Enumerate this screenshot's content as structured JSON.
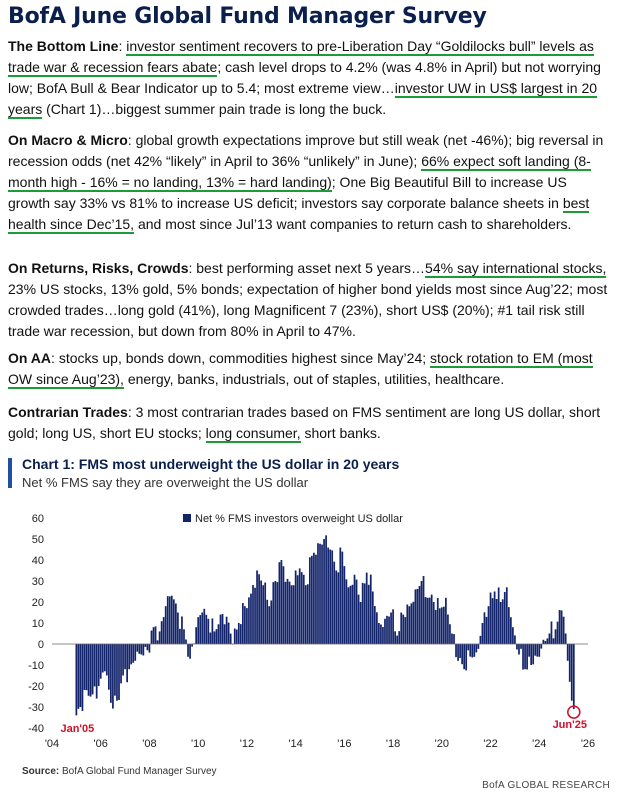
{
  "title": "BofA June Global Fund Manager Survey",
  "sections": {
    "bottom_line": {
      "heading": "The Bottom Line",
      "sep": ": ",
      "u1": "investor sentiment recovers to pre-Liberation Day “Goldilocks bull” levels as trade war & recession fears abate",
      "t1": "; cash level drops to 4.2% (was 4.8% in April) but not worrying low; BofA Bull & Bear Indicator up to 5.4; most extreme view…",
      "u2": "investor UW in US$ largest in 20 years",
      "t2": " (Chart 1)…biggest summer pain trade is long the buck."
    },
    "macro": {
      "heading": "On Macro & Micro",
      "t1": ": global growth expectations improve but still weak (net -46%); big reversal in recession odds (net 42% “likely” in April to 36% “unlikely” in June); ",
      "u1": "66% expect soft landing (8-month high - 16% = no landing, 13% = hard landing)",
      "t2": "; One Big Beautiful Bill to increase US growth say 33% vs 81% to increase US deficit; investors say corporate balance sheets in ",
      "u2": "best health since Dec’15,",
      "t3": " and most since Jul’13 want companies to return cash to shareholders."
    },
    "returns": {
      "heading": "On Returns, Risks, Crowds",
      "t1": ": best performing asset next 5 years…",
      "u1": "54% say international stocks,",
      "t2": " 23% US stocks, 13% gold, 5% bonds; expectation of higher bond yields most since Aug’22; most crowded trades…long gold (41%), long Magnificent 7 (23%), short US$ (20%); #1 tail risk still trade war recession, but down from 80% in April to 47%."
    },
    "aa": {
      "heading": "On AA",
      "t1": ": stocks up, bonds down, commodities highest since May’24; ",
      "u1": "stock rotation to EM (most OW since Aug’23),",
      "t2": " energy, banks, industrials, out of staples, utilities, healthcare."
    },
    "contrarian": {
      "heading": "Contrarian Trades",
      "t1": ": 3 most contrarian trades based on FMS sentiment are long US dollar, short gold; long US, short EU stocks; ",
      "u1": "long consumer,",
      "t2": " short banks."
    }
  },
  "chart_title": "Chart 1: FMS most underweight the US dollar in 20 years",
  "chart_subtitle": "Net % FMS say they are overweight the US dollar",
  "source_label": "Source:",
  "source_text": " BofA Global Fund Manager Survey",
  "brand": "BofA GLOBAL RESEARCH",
  "colors": {
    "bar": "#13246b",
    "highlight": "#d0102a",
    "underline": "#1f9a3b",
    "title": "#0b1f4d"
  },
  "chart_data": {
    "type": "bar",
    "title": "Chart 1: FMS most underweight the US dollar in 20 years",
    "subtitle": "Net % FMS say they are overweight the US dollar",
    "legend": "Net % FMS investors overweight US dollar",
    "legend_position": "top-center",
    "x_start": "2005-01",
    "x_end": "2025-06",
    "xticks": [
      "'04",
      "'06",
      "'08",
      "'10",
      "'12",
      "'14",
      "'16",
      "'18",
      "'20",
      "'22",
      "'24",
      "'26"
    ],
    "ylim": [
      -40,
      60
    ],
    "yticks": [
      -40,
      -30,
      -20,
      -10,
      0,
      10,
      20,
      30,
      40,
      50,
      60
    ],
    "grid": false,
    "annotations": [
      {
        "text": "Jan'05",
        "date": "2005-01",
        "value": -34
      },
      {
        "text": "Jun'25",
        "date": "2025-06",
        "value": -31
      }
    ],
    "anchors": [
      [
        "2005-01",
        -34
      ],
      [
        "2005-03",
        -30
      ],
      [
        "2005-06",
        -22
      ],
      [
        "2005-09",
        -24
      ],
      [
        "2005-12",
        -20
      ],
      [
        "2006-03",
        -13
      ],
      [
        "2006-06",
        -28
      ],
      [
        "2006-09",
        -27
      ],
      [
        "2006-12",
        -15
      ],
      [
        "2007-03",
        -12
      ],
      [
        "2007-06",
        -8
      ],
      [
        "2007-09",
        -5
      ],
      [
        "2007-12",
        -3
      ],
      [
        "2008-03",
        8
      ],
      [
        "2008-06",
        6
      ],
      [
        "2008-09",
        18
      ],
      [
        "2008-12",
        23
      ],
      [
        "2009-03",
        15
      ],
      [
        "2009-06",
        7
      ],
      [
        "2009-09",
        -7
      ],
      [
        "2009-12",
        8
      ],
      [
        "2010-03",
        15
      ],
      [
        "2010-06",
        12
      ],
      [
        "2010-09",
        6
      ],
      [
        "2010-12",
        14
      ],
      [
        "2011-03",
        13
      ],
      [
        "2011-06",
        0
      ],
      [
        "2011-09",
        10
      ],
      [
        "2011-12",
        18
      ],
      [
        "2012-03",
        24
      ],
      [
        "2012-06",
        35
      ],
      [
        "2012-09",
        28
      ],
      [
        "2012-12",
        18
      ],
      [
        "2013-03",
        30
      ],
      [
        "2013-06",
        40
      ],
      [
        "2013-09",
        31
      ],
      [
        "2013-12",
        28
      ],
      [
        "2014-03",
        36
      ],
      [
        "2014-06",
        28
      ],
      [
        "2014-09",
        42
      ],
      [
        "2014-12",
        48
      ],
      [
        "2015-03",
        50
      ],
      [
        "2015-06",
        45
      ],
      [
        "2015-09",
        35
      ],
      [
        "2015-12",
        44
      ],
      [
        "2016-03",
        27
      ],
      [
        "2016-06",
        33
      ],
      [
        "2016-09",
        20
      ],
      [
        "2016-12",
        34
      ],
      [
        "2017-03",
        25
      ],
      [
        "2017-06",
        10
      ],
      [
        "2017-09",
        12
      ],
      [
        "2017-12",
        15
      ],
      [
        "2018-03",
        4
      ],
      [
        "2018-06",
        14
      ],
      [
        "2018-09",
        18
      ],
      [
        "2018-12",
        26
      ],
      [
        "2019-03",
        30
      ],
      [
        "2019-06",
        22
      ],
      [
        "2019-09",
        20
      ],
      [
        "2019-12",
        17
      ],
      [
        "2020-03",
        22
      ],
      [
        "2020-06",
        5
      ],
      [
        "2020-09",
        -8
      ],
      [
        "2020-12",
        -12
      ],
      [
        "2021-03",
        -6
      ],
      [
        "2021-06",
        -4
      ],
      [
        "2021-09",
        10
      ],
      [
        "2021-12",
        18
      ],
      [
        "2022-03",
        25
      ],
      [
        "2022-06",
        20
      ],
      [
        "2022-09",
        27
      ],
      [
        "2022-12",
        8
      ],
      [
        "2023-03",
        -5
      ],
      [
        "2023-06",
        -12
      ],
      [
        "2023-09",
        -10
      ],
      [
        "2023-12",
        -6
      ],
      [
        "2024-03",
        2
      ],
      [
        "2024-06",
        5
      ],
      [
        "2024-09",
        7
      ],
      [
        "2024-12",
        16
      ],
      [
        "2025-01",
        13
      ],
      [
        "2025-02",
        5
      ],
      [
        "2025-03",
        -8
      ],
      [
        "2025-04",
        -18
      ],
      [
        "2025-05",
        -27
      ],
      [
        "2025-06",
        -31
      ]
    ]
  }
}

TASK STATEMENT:
Restate the listing above word for word, and skip the pictures.

CORRECT RESPONSE:
Enumerate this screenshot's content as structured JSON.
{
  "title": "BofA June Global Fund Manager Survey",
  "sections": {
    "bottom_line": {
      "heading": "The Bottom Line",
      "sep": ": ",
      "u1": "investor sentiment recovers to pre-Liberation Day “Goldilocks bull” levels as trade war & recession fears abate",
      "t1": "; cash level drops to 4.2% (was 4.8% in April) but not worrying low; BofA Bull & Bear Indicator up to 5.4; most extreme view…",
      "u2": "investor UW in US$ largest in 20 years",
      "t2": " (Chart 1)…biggest summer pain trade is long the buck."
    },
    "macro": {
      "heading": "On Macro & Micro",
      "t1": ": global growth expectations improve but still weak (net -46%); big reversal in recession odds (net 42% “likely” in April to 36% “unlikely” in June); ",
      "u1": "66% expect soft landing (8-month high - 16% = no landing, 13% = hard landing)",
      "t2": "; One Big Beautiful Bill to increase US growth say 33% vs 81% to increase US deficit; investors say corporate balance sheets in ",
      "u2": "best health since Dec’15,",
      "t3": " and most since Jul’13 want companies to return cash to shareholders."
    },
    "returns": {
      "heading": "On Returns, Risks, Crowds",
      "t1": ": best performing asset next 5 years…",
      "u1": "54% say international stocks,",
      "t2": " 23% US stocks, 13% gold, 5% bonds; expectation of higher bond yields most since Aug’22; most crowded trades…long gold (41%), long Magnificent 7 (23%), short US$ (20%); #1 tail risk still trade war recession, but down from 80% in April to 47%."
    },
    "aa": {
      "heading": "On AA",
      "t1": ": stocks up, bonds down, commodities highest since May’24; ",
      "u1": "stock rotation to EM (most OW since Aug’23),",
      "t2": " energy, banks, industrials, out of staples, utilities, healthcare."
    },
    "contrarian": {
      "heading": "Contrarian Trades",
      "t1": ": 3 most contrarian trades based on FMS sentiment are long US dollar, short gold; long US, short EU stocks; ",
      "u1": "long consumer,",
      "t2": " short banks."
    }
  },
  "chart_title": "Chart 1: FMS most underweight the US dollar in 20 years",
  "chart_subtitle": "Net % FMS say they are overweight the US dollar",
  "source_label": "Source:",
  "source_text": " BofA Global Fund Manager Survey",
  "brand": "BofA GLOBAL RESEARCH",
  "colors": {
    "bar": "#13246b",
    "highlight": "#d0102a",
    "underline": "#1f9a3b",
    "title": "#0b1f4d"
  },
  "chart_data": {
    "type": "bar",
    "title": "Chart 1: FMS most underweight the US dollar in 20 years",
    "subtitle": "Net % FMS say they are overweight the US dollar",
    "legend": "Net % FMS investors overweight US dollar",
    "legend_position": "top-center",
    "x_start": "2005-01",
    "x_end": "2025-06",
    "xticks": [
      "'04",
      "'06",
      "'08",
      "'10",
      "'12",
      "'14",
      "'16",
      "'18",
      "'20",
      "'22",
      "'24",
      "'26"
    ],
    "ylim": [
      -40,
      60
    ],
    "yticks": [
      -40,
      -30,
      -20,
      -10,
      0,
      10,
      20,
      30,
      40,
      50,
      60
    ],
    "grid": false,
    "annotations": [
      {
        "text": "Jan'05",
        "date": "2005-01",
        "value": -34
      },
      {
        "text": "Jun'25",
        "date": "2025-06",
        "value": -31
      }
    ],
    "anchors": [
      [
        "2005-01",
        -34
      ],
      [
        "2005-03",
        -30
      ],
      [
        "2005-06",
        -22
      ],
      [
        "2005-09",
        -24
      ],
      [
        "2005-12",
        -20
      ],
      [
        "2006-03",
        -13
      ],
      [
        "2006-06",
        -28
      ],
      [
        "2006-09",
        -27
      ],
      [
        "2006-12",
        -15
      ],
      [
        "2007-03",
        -12
      ],
      [
        "2007-06",
        -8
      ],
      [
        "2007-09",
        -5
      ],
      [
        "2007-12",
        -3
      ],
      [
        "2008-03",
        8
      ],
      [
        "2008-06",
        6
      ],
      [
        "2008-09",
        18
      ],
      [
        "2008-12",
        23
      ],
      [
        "2009-03",
        15
      ],
      [
        "2009-06",
        7
      ],
      [
        "2009-09",
        -7
      ],
      [
        "2009-12",
        8
      ],
      [
        "2010-03",
        15
      ],
      [
        "2010-06",
        12
      ],
      [
        "2010-09",
        6
      ],
      [
        "2010-12",
        14
      ],
      [
        "2011-03",
        13
      ],
      [
        "2011-06",
        0
      ],
      [
        "2011-09",
        10
      ],
      [
        "2011-12",
        18
      ],
      [
        "2012-03",
        24
      ],
      [
        "2012-06",
        35
      ],
      [
        "2012-09",
        28
      ],
      [
        "2012-12",
        18
      ],
      [
        "2013-03",
        30
      ],
      [
        "2013-06",
        40
      ],
      [
        "2013-09",
        31
      ],
      [
        "2013-12",
        28
      ],
      [
        "2014-03",
        36
      ],
      [
        "2014-06",
        28
      ],
      [
        "2014-09",
        42
      ],
      [
        "2014-12",
        48
      ],
      [
        "2015-03",
        50
      ],
      [
        "2015-06",
        45
      ],
      [
        "2015-09",
        35
      ],
      [
        "2015-12",
        44
      ],
      [
        "2016-03",
        27
      ],
      [
        "2016-06",
        33
      ],
      [
        "2016-09",
        20
      ],
      [
        "2016-12",
        34
      ],
      [
        "2017-03",
        25
      ],
      [
        "2017-06",
        10
      ],
      [
        "2017-09",
        12
      ],
      [
        "2017-12",
        15
      ],
      [
        "2018-03",
        4
      ],
      [
        "2018-06",
        14
      ],
      [
        "2018-09",
        18
      ],
      [
        "2018-12",
        26
      ],
      [
        "2019-03",
        30
      ],
      [
        "2019-06",
        22
      ],
      [
        "2019-09",
        20
      ],
      [
        "2019-12",
        17
      ],
      [
        "2020-03",
        22
      ],
      [
        "2020-06",
        5
      ],
      [
        "2020-09",
        -8
      ],
      [
        "2020-12",
        -12
      ],
      [
        "2021-03",
        -6
      ],
      [
        "2021-06",
        -4
      ],
      [
        "2021-09",
        10
      ],
      [
        "2021-12",
        18
      ],
      [
        "2022-03",
        25
      ],
      [
        "2022-06",
        20
      ],
      [
        "2022-09",
        27
      ],
      [
        "2022-12",
        8
      ],
      [
        "2023-03",
        -5
      ],
      [
        "2023-06",
        -12
      ],
      [
        "2023-09",
        -10
      ],
      [
        "2023-12",
        -6
      ],
      [
        "2024-03",
        2
      ],
      [
        "2024-06",
        5
      ],
      [
        "2024-09",
        7
      ],
      [
        "2024-12",
        16
      ],
      [
        "2025-01",
        13
      ],
      [
        "2025-02",
        5
      ],
      [
        "2025-03",
        -8
      ],
      [
        "2025-04",
        -18
      ],
      [
        "2025-05",
        -27
      ],
      [
        "2025-06",
        -31
      ]
    ]
  }
}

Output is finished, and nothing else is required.